• Data provided:
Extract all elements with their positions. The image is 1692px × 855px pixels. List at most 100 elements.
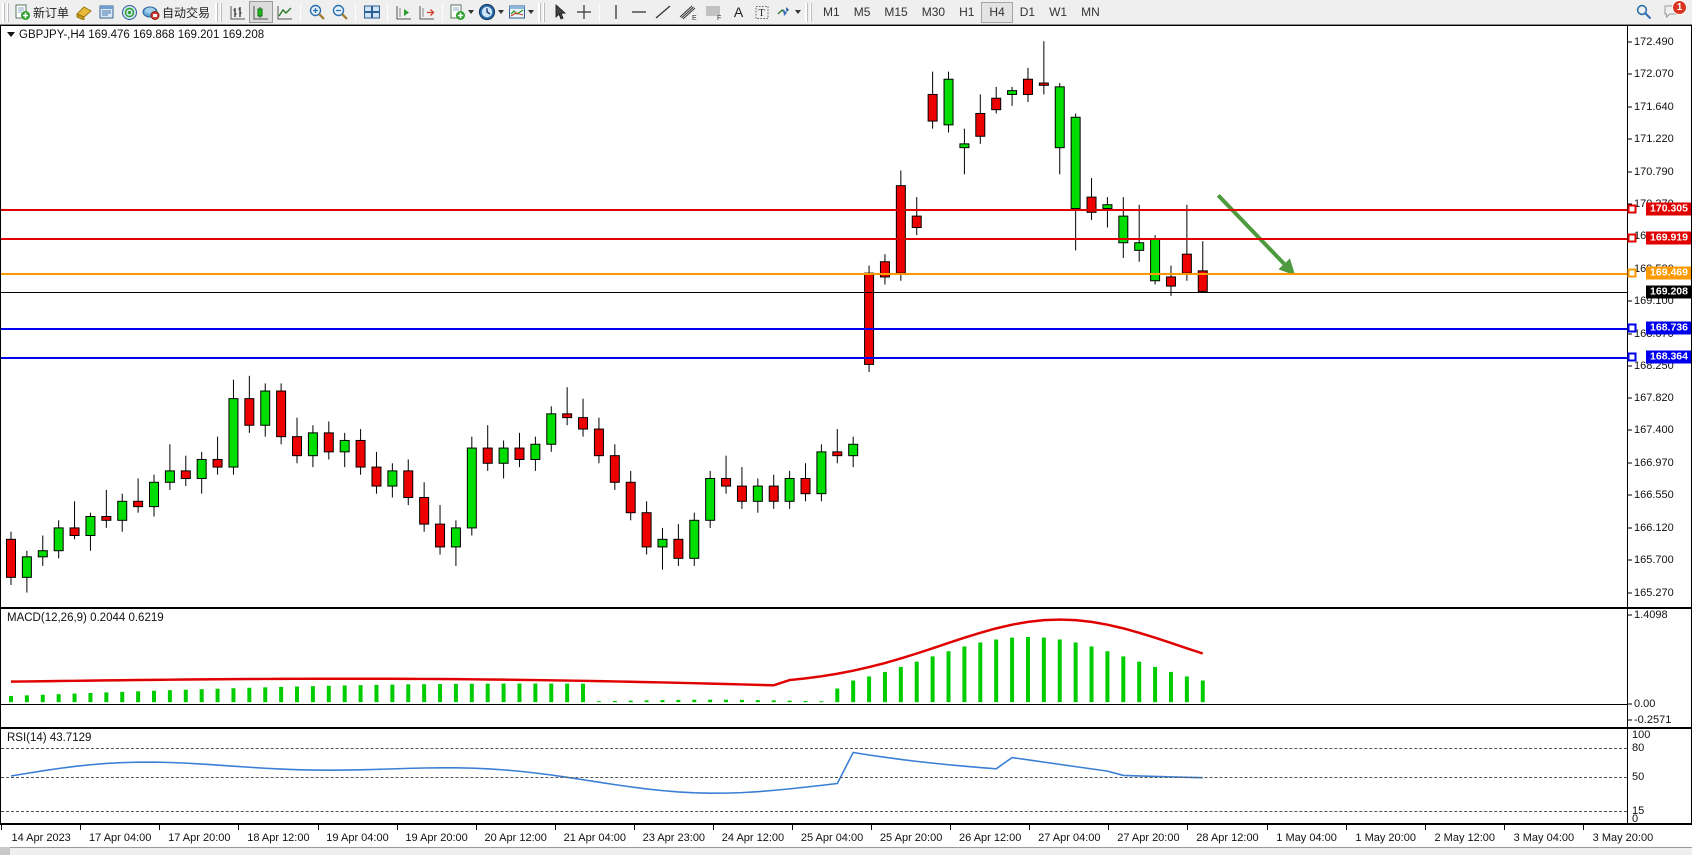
scrollbar-thumb[interactable] — [0, 847, 10, 855]
timeframe-w1[interactable]: W1 — [1049, 5, 1068, 19]
indicator-dropdown-caret[interactable] — [468, 10, 475, 14]
time-axis[interactable]: 3 May 20:00 3 May 04:00 2 May 12:00 1 Ma… — [0, 824, 1692, 855]
period-dropdown-caret[interactable] — [498, 10, 505, 14]
time-label: 19 Apr 20:00 — [405, 832, 468, 844]
auto-scroll-button[interactable] — [415, 1, 438, 23]
svg-text:F: F — [717, 15, 721, 21]
timeframe-h1[interactable]: H1 — [959, 5, 975, 19]
time-label: 27 Apr 04:00 — [1038, 832, 1101, 844]
timeframe-grip[interactable] — [805, 2, 814, 22]
level-line-resistance-2[interactable] — [1, 238, 1627, 241]
data-window-button[interactable] — [95, 1, 118, 23]
timeframe-d1[interactable]: D1 — [1019, 5, 1036, 19]
toolbar-separator-1 — [300, 2, 302, 22]
macd-y-axis[interactable]: 1.4098 0.00 -0.2571 — [1627, 609, 1691, 727]
level-knob-resistance-1[interactable] — [1627, 204, 1637, 214]
time-tick — [238, 825, 240, 830]
horizontal-scrollbar[interactable] — [0, 847, 1692, 855]
indicator-add-button[interactable] — [447, 1, 476, 23]
shift-end-button[interactable] — [392, 1, 415, 23]
time-tick — [554, 825, 556, 830]
search-button[interactable] — [1632, 1, 1655, 23]
text-label-button[interactable]: A — [727, 1, 750, 23]
trendline-button[interactable] — [651, 1, 675, 23]
vertical-line-button[interactable] — [604, 1, 627, 23]
time-label: 27 Apr 20:00 — [1117, 832, 1180, 844]
drawing-tools-grip[interactable] — [538, 2, 547, 22]
price-y-axis[interactable]: 172.490 172.070 171.640 171.220 170.790 … — [1627, 26, 1691, 607]
time-label: 23 Apr 23:00 — [642, 832, 706, 844]
rsi-y-label: 80 — [1632, 742, 1645, 755]
tile-windows-button[interactable] — [360, 1, 383, 23]
price-plot-area[interactable] — [1, 26, 1627, 607]
expert-advisors-button[interactable] — [72, 1, 95, 23]
level-tag-pivot[interactable]: 169.469 — [1646, 266, 1691, 280]
rsi-plot-area[interactable] — [1, 729, 1627, 823]
down-trend-arrow[interactable] — [1216, 194, 1296, 276]
timeframe-mn[interactable]: MN — [1081, 5, 1100, 19]
level-tag-resistance-1[interactable]: 170.305 — [1646, 202, 1691, 216]
time-tick — [317, 825, 319, 830]
level-knob-support-1[interactable] — [1627, 323, 1637, 333]
navigator-button[interactable] — [118, 1, 141, 23]
collapse-triangle-icon[interactable] — [7, 32, 15, 38]
zoom-in-button[interactable] — [305, 1, 328, 23]
autotrading-button[interactable]: 自动交易 — [141, 1, 213, 23]
time-label: 3 May 04:00 — [1513, 832, 1575, 844]
crosshair-button[interactable] — [572, 1, 595, 23]
macd-pane[interactable]: MACD(12,26,9) 0.2044 0.6219 1.4098 0.00 … — [0, 608, 1692, 728]
toolbar-grip[interactable] — [2, 2, 10, 22]
objects-dropdown-caret[interactable] — [795, 10, 802, 14]
level-tag-support-2[interactable]: 168.364 — [1646, 350, 1691, 364]
bar-chart-button[interactable] — [226, 1, 249, 23]
level-line-support-1[interactable] — [1, 328, 1627, 331]
notification-count-badge: 1 — [1672, 0, 1687, 15]
new-order-button[interactable]: 新订单 — [13, 1, 72, 23]
notifications-button[interactable]: 1 — [1661, 0, 1687, 23]
level-tag-last-price[interactable]: 169.208 — [1646, 285, 1691, 299]
period-button[interactable] — [476, 1, 506, 23]
level-tag-resistance-2[interactable]: 169.919 — [1646, 231, 1691, 245]
level-line-resistance-1[interactable] — [1, 208, 1627, 211]
time-tick — [792, 825, 794, 830]
level-knob-support-2[interactable] — [1627, 352, 1637, 362]
line-chart-icon — [277, 5, 292, 19]
price-pane[interactable]: GBPJPY-,H4 169.476 169.868 169.201 169.2… — [0, 25, 1692, 608]
chart-workspace[interactable]: GBPJPY-,H4 169.476 169.868 169.201 169.2… — [0, 25, 1692, 855]
rsi-pane-title: RSI(14) 43.7129 — [7, 732, 92, 744]
chart-tools-grip[interactable] — [215, 2, 224, 22]
toolbar-separator-5 — [599, 2, 601, 22]
autotrading-label: 自动交易 — [162, 5, 211, 20]
level-line-support-2[interactable] — [1, 356, 1627, 359]
timeframe-h4[interactable]: H4 — [981, 1, 1013, 23]
objects-button[interactable] — [773, 1, 803, 23]
templates-dropdown-caret[interactable] — [528, 10, 535, 14]
rsi-series-layer — [10, 751, 1203, 794]
horizontal-line-button[interactable] — [627, 1, 651, 23]
text-box-button[interactable]: T — [750, 1, 773, 23]
timeframe-m1[interactable]: M1 — [823, 5, 840, 19]
candlestick-chart-button[interactable] — [249, 1, 274, 23]
timeframe-m30[interactable]: M30 — [921, 5, 946, 19]
rsi-pane[interactable]: RSI(14) 43.7129 100 80 50 15 0 — [0, 728, 1692, 825]
level-line-last-price[interactable] — [1, 292, 1627, 294]
timeframe-m15[interactable]: M15 — [884, 5, 908, 19]
level-knob-pivot[interactable] — [1627, 268, 1637, 278]
templates-button[interactable] — [506, 1, 536, 23]
level-tag-support-1[interactable]: 168.736 — [1646, 321, 1691, 335]
fibonacci-button[interactable]: F — [701, 1, 727, 23]
zoom-out-button[interactable] — [328, 1, 351, 23]
text-box-icon: T — [755, 5, 769, 19]
price-y-label: 172.490 — [1634, 36, 1674, 49]
time-tick — [1108, 825, 1110, 830]
equidistant-channel-button[interactable]: E — [675, 1, 701, 23]
time-label: 20 Apr 12:00 — [484, 832, 547, 844]
level-knob-resistance-2[interactable] — [1627, 233, 1637, 243]
rsi-y-axis[interactable]: 100 80 50 15 0 — [1619, 729, 1691, 825]
timeframe-m5[interactable]: M5 — [853, 5, 871, 19]
rsi-y-tick — [1619, 748, 1627, 750]
line-chart-button[interactable] — [273, 1, 296, 23]
macd-plot-area[interactable] — [1, 609, 1627, 727]
cursor-button[interactable] — [549, 1, 572, 23]
level-line-pivot[interactable] — [1, 272, 1627, 275]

• Stated exercise:
Can you reproduce every row above with each "time-label" swapped for "date-label", nothing else altered and the pictures left out?

• Solution:
Extract all elements with their positions. The image is 1692px × 855px pixels. List at most 100 elements.
scrollbar-thumb[interactable] — [0, 847, 10, 855]
timeframe-w1[interactable]: W1 — [1049, 5, 1068, 19]
indicator-dropdown-caret[interactable] — [468, 10, 475, 14]
time-axis[interactable]: 3 May 20:00 3 May 04:00 2 May 12:00 1 Ma… — [0, 824, 1692, 855]
period-dropdown-caret[interactable] — [498, 10, 505, 14]
date-label: 19 Apr 20:00 — [405, 832, 468, 844]
auto-scroll-button[interactable] — [415, 1, 438, 23]
svg-text:F: F — [717, 15, 721, 21]
timeframe-h1[interactable]: H1 — [959, 5, 975, 19]
date-label: 27 Apr 04:00 — [1038, 832, 1101, 844]
timeframe-grip[interactable] — [805, 2, 814, 22]
level-line-resistance-2[interactable] — [1, 238, 1627, 241]
data-window-button[interactable] — [95, 1, 118, 23]
timeframe-d1[interactable]: D1 — [1019, 5, 1036, 19]
toolbar-separator-1 — [300, 2, 302, 22]
macd-y-axis[interactable]: 1.4098 0.00 -0.2571 — [1627, 609, 1691, 727]
level-knob-resistance-1[interactable] — [1627, 204, 1637, 214]
time-tick — [238, 825, 240, 830]
horizontal-scrollbar[interactable] — [0, 847, 1692, 855]
indicator-add-button[interactable] — [447, 1, 476, 23]
shift-end-button[interactable] — [392, 1, 415, 23]
time-tick — [554, 825, 556, 830]
search-button[interactable] — [1632, 1, 1655, 23]
text-label-button[interactable]: A — [727, 1, 750, 23]
trendline-button[interactable] — [651, 1, 675, 23]
vertical-line-button[interactable] — [604, 1, 627, 23]
date-label: 27 Apr 20:00 — [1117, 832, 1180, 844]
drawing-tools-grip[interactable] — [538, 2, 547, 22]
price-y-axis[interactable]: 172.490 172.070 171.640 171.220 170.790 … — [1627, 26, 1691, 607]
date-label: 23 Apr 23:00 — [642, 832, 706, 844]
rsi-y-label: 80 — [1632, 742, 1645, 755]
tile-windows-button[interactable] — [360, 1, 383, 23]
price-plot-area[interactable] — [1, 26, 1627, 607]
expert-advisors-button[interactable] — [72, 1, 95, 23]
level-tag-pivot[interactable]: 169.469 — [1646, 266, 1691, 280]
rsi-plot-area[interactable] — [1, 729, 1627, 823]
down-trend-arrow[interactable] — [1216, 194, 1296, 276]
timeframe-mn[interactable]: MN — [1081, 5, 1100, 19]
level-tag-resistance-1[interactable]: 170.305 — [1646, 202, 1691, 216]
time-tick — [317, 825, 319, 830]
level-knob-support-1[interactable] — [1627, 323, 1637, 333]
navigator-button[interactable] — [118, 1, 141, 23]
collapse-triangle-icon[interactable] — [7, 32, 15, 38]
zoom-in-button[interactable] — [305, 1, 328, 23]
autotrading-button[interactable]: 自动交易 — [141, 1, 213, 23]
date-label: 3 May 04:00 — [1513, 832, 1575, 844]
crosshair-button[interactable] — [572, 1, 595, 23]
macd-pane[interactable]: MACD(12,26,9) 0.2044 0.6219 1.4098 0.00 … — [0, 608, 1692, 728]
toolbar-grip[interactable] — [2, 2, 10, 22]
objects-dropdown-caret[interactable] — [795, 10, 802, 14]
level-tag-support-2[interactable]: 168.364 — [1646, 350, 1691, 364]
bar-chart-button[interactable] — [226, 1, 249, 23]
level-line-support-1[interactable] — [1, 328, 1627, 331]
notification-count-badge: 1 — [1672, 0, 1687, 15]
new-order-button[interactable]: 新订单 — [13, 1, 72, 23]
notifications-button[interactable]: 1 — [1661, 0, 1687, 23]
level-tag-last-price[interactable]: 169.208 — [1646, 285, 1691, 299]
period-button[interactable] — [476, 1, 506, 23]
level-tag-resistance-2[interactable]: 169.919 — [1646, 231, 1691, 245]
level-line-resistance-1[interactable] — [1, 208, 1627, 211]
time-tick — [792, 825, 794, 830]
level-knob-support-2[interactable] — [1627, 352, 1637, 362]
line-chart-icon — [277, 5, 292, 19]
price-pane[interactable]: GBPJPY-,H4 169.476 169.868 169.201 169.2… — [0, 25, 1692, 608]
chart-workspace[interactable]: GBPJPY-,H4 169.476 169.868 169.201 169.2… — [0, 25, 1692, 855]
rsi-pane-title: RSI(14) 43.7129 — [7, 732, 92, 744]
chart-tools-grip[interactable] — [215, 2, 224, 22]
toolbar-separator-5 — [599, 2, 601, 22]
autotrading-label: 自动交易 — [162, 5, 211, 20]
level-line-support-2[interactable] — [1, 356, 1627, 359]
timeframe-h4[interactable]: H4 — [981, 1, 1013, 23]
objects-button[interactable] — [773, 1, 803, 23]
templates-dropdown-caret[interactable] — [528, 10, 535, 14]
rsi-series-layer — [10, 751, 1203, 794]
horizontal-line-button[interactable] — [627, 1, 651, 23]
text-box-button[interactable]: T — [750, 1, 773, 23]
timeframe-m1[interactable]: M1 — [823, 5, 840, 19]
candlestick-chart-button[interactable] — [249, 1, 274, 23]
timeframe-m30[interactable]: M30 — [921, 5, 946, 19]
rsi-pane[interactable]: RSI(14) 43.7129 100 80 50 15 0 — [0, 728, 1692, 825]
level-line-last-price[interactable] — [1, 292, 1627, 294]
timeframe-m15[interactable]: M15 — [884, 5, 908, 19]
level-knob-pivot[interactable] — [1627, 268, 1637, 278]
templates-button[interactable] — [506, 1, 536, 23]
level-tag-support-1[interactable]: 168.736 — [1646, 321, 1691, 335]
fibonacci-button[interactable]: F — [701, 1, 727, 23]
zoom-out-button[interactable] — [328, 1, 351, 23]
text-box-icon: T — [755, 5, 769, 19]
price-y-label: 172.490 — [1634, 36, 1674, 49]
time-tick — [1108, 825, 1110, 830]
equidistant-channel-button[interactable]: E — [675, 1, 701, 23]
date-label: 20 Apr 12:00 — [484, 832, 547, 844]
level-knob-resistance-2[interactable] — [1627, 233, 1637, 243]
rsi-y-axis[interactable]: 100 80 50 15 0 — [1619, 729, 1691, 825]
timeframe-m5[interactable]: M5 — [853, 5, 871, 19]
rsi-y-tick — [1619, 748, 1627, 750]
line-chart-button[interactable] — [273, 1, 296, 23]
macd-plot-area[interactable] — [1, 609, 1627, 727]
cursor-button[interactable] — [549, 1, 572, 23]
level-line-pivot[interactable] — [1, 272, 1627, 275]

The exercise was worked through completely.